[Requirement]: Only a number is wanted: how many lines in these records contain the word "image"?

[Data lines]:
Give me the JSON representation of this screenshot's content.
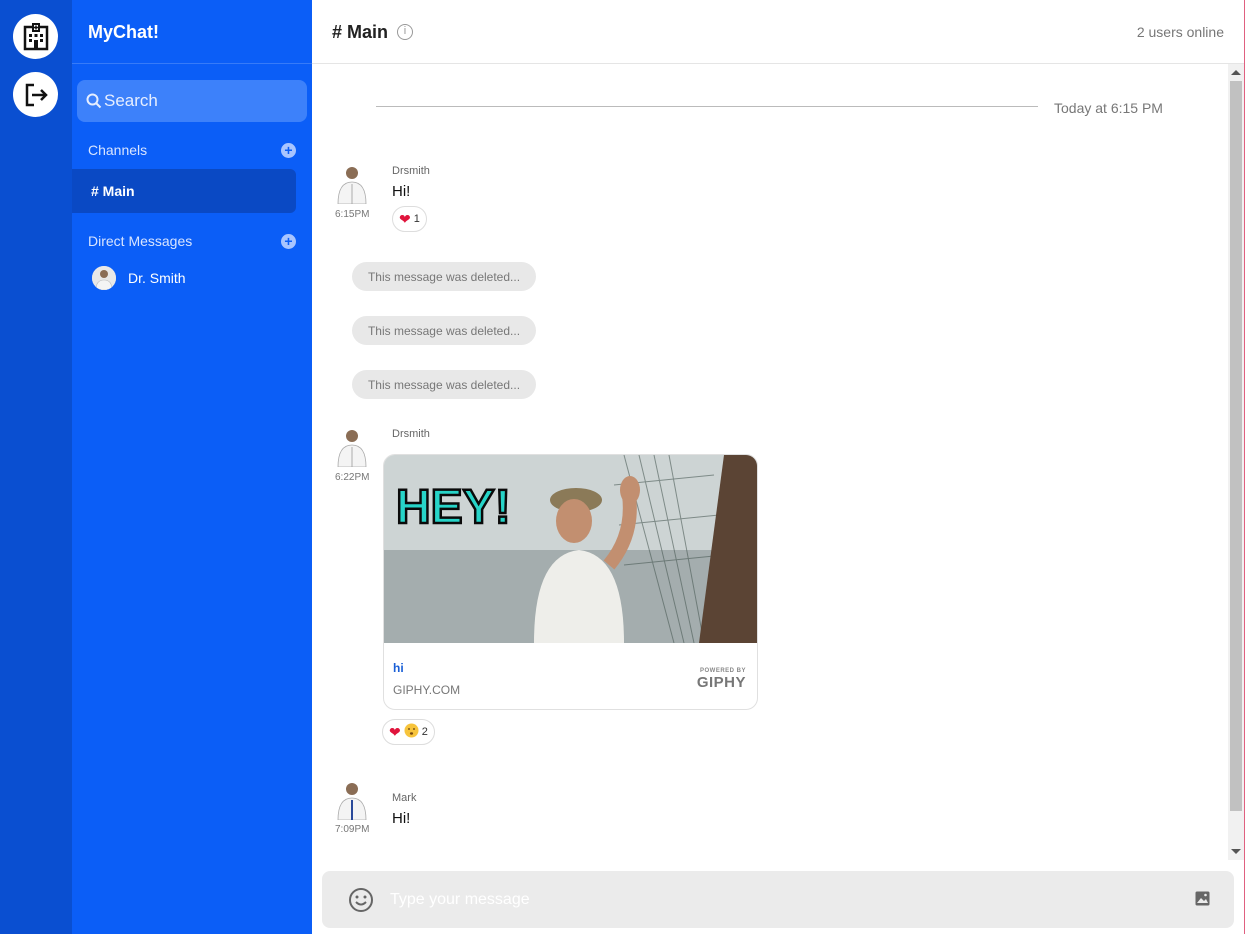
{
  "app": {
    "brand": "MyChat!"
  },
  "search": {
    "placeholder": "Search"
  },
  "sidebar": {
    "channels_label": "Channels",
    "channels": [
      {
        "label": "# Main",
        "active": true
      }
    ],
    "dm_label": "Direct Messages",
    "dms": [
      {
        "label": "Dr. Smith"
      }
    ]
  },
  "header": {
    "title": "# Main",
    "online": "2 users online"
  },
  "date_separator": "Today at 6:15 PM",
  "messages": [
    {
      "author": "Drsmith",
      "time": "6:15PM",
      "text": "Hi!",
      "reactions": {
        "emojis": [
          "heart"
        ],
        "count": "1"
      }
    },
    {
      "deleted_text": "This message was deleted..."
    },
    {
      "deleted_text": "This message was deleted..."
    },
    {
      "deleted_text": "This message was deleted..."
    },
    {
      "author": "Drsmith",
      "time": "6:22PM",
      "giphy": {
        "overlay_text": "HEY!",
        "title": "hi",
        "domain": "GIPHY.COM",
        "powered_by": "POWERED BY",
        "logo": "GIPHY"
      },
      "reactions": {
        "emojis": [
          "heart",
          "hushed-face"
        ],
        "count": "2"
      }
    },
    {
      "author": "Mark",
      "time": "7:09PM",
      "text": "Hi!"
    }
  ],
  "composer": {
    "placeholder": "Type your message"
  },
  "colors": {
    "rail": "#0a4fd1",
    "sidebar": "#0b5ef7",
    "active_channel": "#0a49c4",
    "search_bg": "#3d81fa",
    "composer_bg": "#ebebeb"
  },
  "icons": [
    "hospital-building-icon",
    "logout-icon",
    "search-icon",
    "add-channel-icon",
    "add-dm-icon",
    "info-icon",
    "emoji-icon",
    "image-upload-icon",
    "heart-icon",
    "hushed-face-icon"
  ]
}
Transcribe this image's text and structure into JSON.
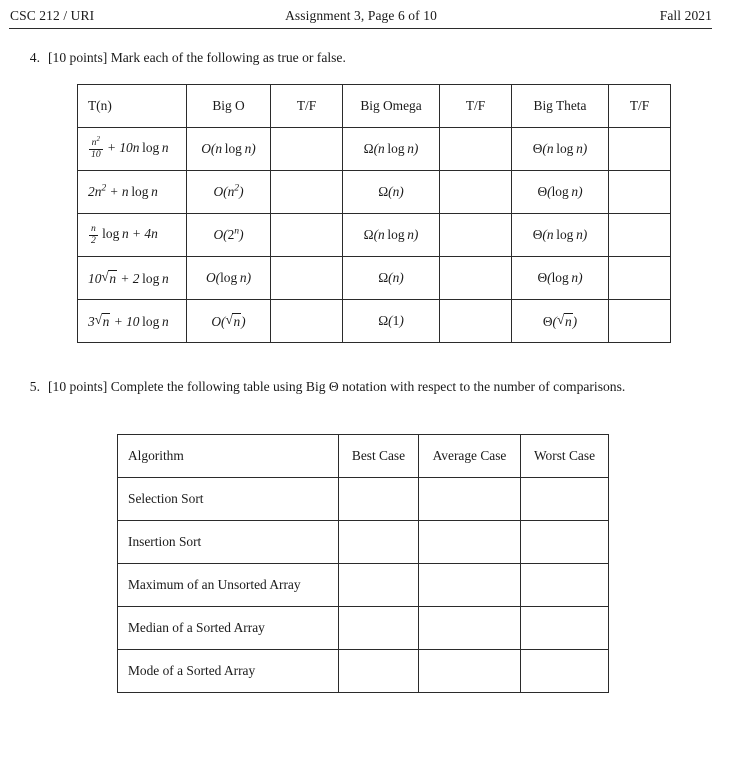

[Finished task]: 2